** Start Supplied records **

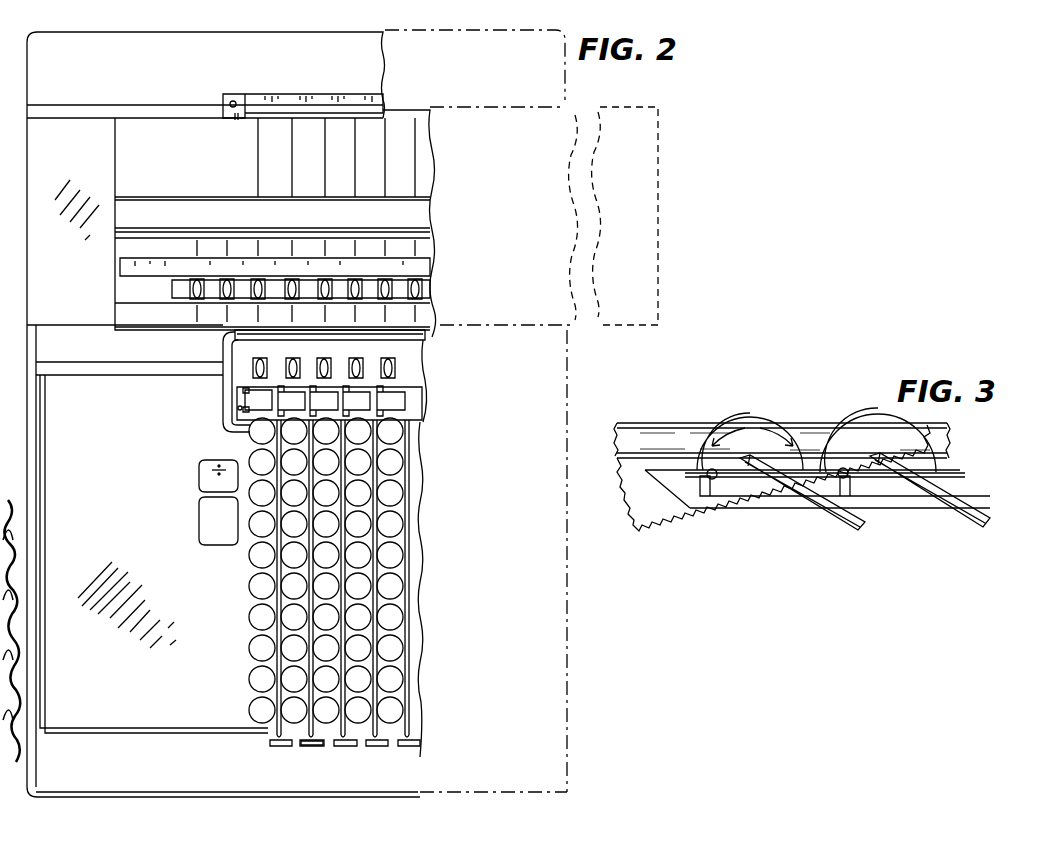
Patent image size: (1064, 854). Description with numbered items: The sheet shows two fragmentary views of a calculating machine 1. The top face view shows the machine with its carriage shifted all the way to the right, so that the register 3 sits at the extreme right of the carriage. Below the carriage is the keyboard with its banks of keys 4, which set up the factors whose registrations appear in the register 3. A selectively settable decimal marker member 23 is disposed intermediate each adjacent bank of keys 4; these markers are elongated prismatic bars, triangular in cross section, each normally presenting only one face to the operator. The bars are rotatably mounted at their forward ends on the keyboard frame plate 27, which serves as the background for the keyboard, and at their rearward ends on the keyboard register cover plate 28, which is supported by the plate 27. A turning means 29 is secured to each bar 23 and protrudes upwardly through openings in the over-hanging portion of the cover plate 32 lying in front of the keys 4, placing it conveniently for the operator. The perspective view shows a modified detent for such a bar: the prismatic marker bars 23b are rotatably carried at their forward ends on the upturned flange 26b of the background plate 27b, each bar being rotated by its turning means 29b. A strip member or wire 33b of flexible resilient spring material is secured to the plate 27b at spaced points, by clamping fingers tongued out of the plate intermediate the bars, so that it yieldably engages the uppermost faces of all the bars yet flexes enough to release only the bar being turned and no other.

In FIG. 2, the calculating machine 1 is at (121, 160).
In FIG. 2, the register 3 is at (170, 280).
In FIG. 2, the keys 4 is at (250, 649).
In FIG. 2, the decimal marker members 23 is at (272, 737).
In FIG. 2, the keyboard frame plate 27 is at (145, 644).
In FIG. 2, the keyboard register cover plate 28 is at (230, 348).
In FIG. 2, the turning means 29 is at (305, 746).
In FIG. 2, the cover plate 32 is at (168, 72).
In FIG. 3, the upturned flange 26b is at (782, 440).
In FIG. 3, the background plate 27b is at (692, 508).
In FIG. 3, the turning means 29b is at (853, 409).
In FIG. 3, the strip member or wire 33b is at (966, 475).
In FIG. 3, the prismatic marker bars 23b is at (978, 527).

** End Supplied records **
** Start Supplied records **

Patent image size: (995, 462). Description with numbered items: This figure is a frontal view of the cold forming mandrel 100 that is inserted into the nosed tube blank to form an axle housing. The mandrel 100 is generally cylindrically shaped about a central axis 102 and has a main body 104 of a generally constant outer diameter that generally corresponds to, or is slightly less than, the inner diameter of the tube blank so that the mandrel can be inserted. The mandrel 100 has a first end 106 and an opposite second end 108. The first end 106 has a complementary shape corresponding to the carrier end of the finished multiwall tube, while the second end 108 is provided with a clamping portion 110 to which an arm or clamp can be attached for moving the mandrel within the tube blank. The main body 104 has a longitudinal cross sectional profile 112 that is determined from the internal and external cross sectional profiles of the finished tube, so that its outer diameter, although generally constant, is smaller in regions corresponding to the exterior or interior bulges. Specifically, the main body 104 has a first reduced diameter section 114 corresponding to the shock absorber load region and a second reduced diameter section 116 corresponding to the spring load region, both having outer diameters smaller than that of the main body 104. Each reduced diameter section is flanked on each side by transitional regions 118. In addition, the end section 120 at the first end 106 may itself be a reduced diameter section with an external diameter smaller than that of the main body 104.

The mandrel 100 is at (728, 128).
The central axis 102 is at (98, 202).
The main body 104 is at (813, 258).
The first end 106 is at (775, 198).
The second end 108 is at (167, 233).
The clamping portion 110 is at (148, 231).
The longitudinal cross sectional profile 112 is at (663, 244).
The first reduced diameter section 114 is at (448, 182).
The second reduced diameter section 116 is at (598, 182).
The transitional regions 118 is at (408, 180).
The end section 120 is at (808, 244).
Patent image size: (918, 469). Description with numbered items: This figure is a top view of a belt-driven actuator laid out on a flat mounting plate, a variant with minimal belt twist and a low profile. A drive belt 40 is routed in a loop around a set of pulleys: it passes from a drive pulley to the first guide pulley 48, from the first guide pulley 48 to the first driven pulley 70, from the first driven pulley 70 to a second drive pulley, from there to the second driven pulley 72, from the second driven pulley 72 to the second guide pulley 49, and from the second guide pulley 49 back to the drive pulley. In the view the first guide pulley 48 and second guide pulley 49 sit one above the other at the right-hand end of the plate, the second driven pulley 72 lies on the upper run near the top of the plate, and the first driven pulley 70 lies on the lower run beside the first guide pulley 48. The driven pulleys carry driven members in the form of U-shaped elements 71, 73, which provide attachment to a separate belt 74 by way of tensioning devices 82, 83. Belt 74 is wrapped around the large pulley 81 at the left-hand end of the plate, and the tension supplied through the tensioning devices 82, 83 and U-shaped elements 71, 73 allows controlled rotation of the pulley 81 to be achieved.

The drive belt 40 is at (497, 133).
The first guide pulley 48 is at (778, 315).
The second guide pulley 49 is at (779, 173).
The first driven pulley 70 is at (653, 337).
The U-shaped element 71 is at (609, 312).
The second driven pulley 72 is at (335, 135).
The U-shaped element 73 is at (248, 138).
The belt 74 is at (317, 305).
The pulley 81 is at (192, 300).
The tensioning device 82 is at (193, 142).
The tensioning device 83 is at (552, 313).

** End Supplied records **

> **Work required**
Can you copy out, word for word, the lines from the one containing "Patent image size: (995, 462)." through the one containing "The central axis 102 is at (98, 202).", both included?

> **Exercise result**
Patent image size: (995, 462). Description with numbered items: This figure is a frontal view of the cold forming mandrel 100 that is inserted into the nosed tube blank to form an axle housing. The mandrel 100 is generally cylindrically shaped about a central axis 102 and has a main body 104 of a generally constant outer diameter that generally corresponds to, or is slightly less than, the inner diameter of the tube blank so that the mandrel can be inserted. The mandrel 100 has a first end 106 and an opposite second end 108. The first end 106 has a complementary shape corresponding to the carrier end of the finished multiwall tube, while the second end 108 is provided with a clamping portion 110 to which an arm or clamp can be attached for moving the mandrel within the tube blank. The main body 104 has a longitudinal cross sectional profile 112 that is determined from the internal and external cross sectional profiles of the finished tube, so that its outer diameter, although generally constant, is smaller in regions corresponding to the exterior or interior bulges. Specifically, the main body 104 has a first reduced diameter section 114 corresponding to the shock absorber load region and a second reduced diameter section 116 corresponding to the spring load region, both having outer diameters smaller than that of the main body 104. Each reduced diameter section is flanked on each side by transitional regions 118. In addition, the end section 120 at the first end 106 may itself be a reduced diameter section with an external diameter smaller than that of the main body 104.

The mandrel 100 is at (728, 128).
The central axis 102 is at (98, 202).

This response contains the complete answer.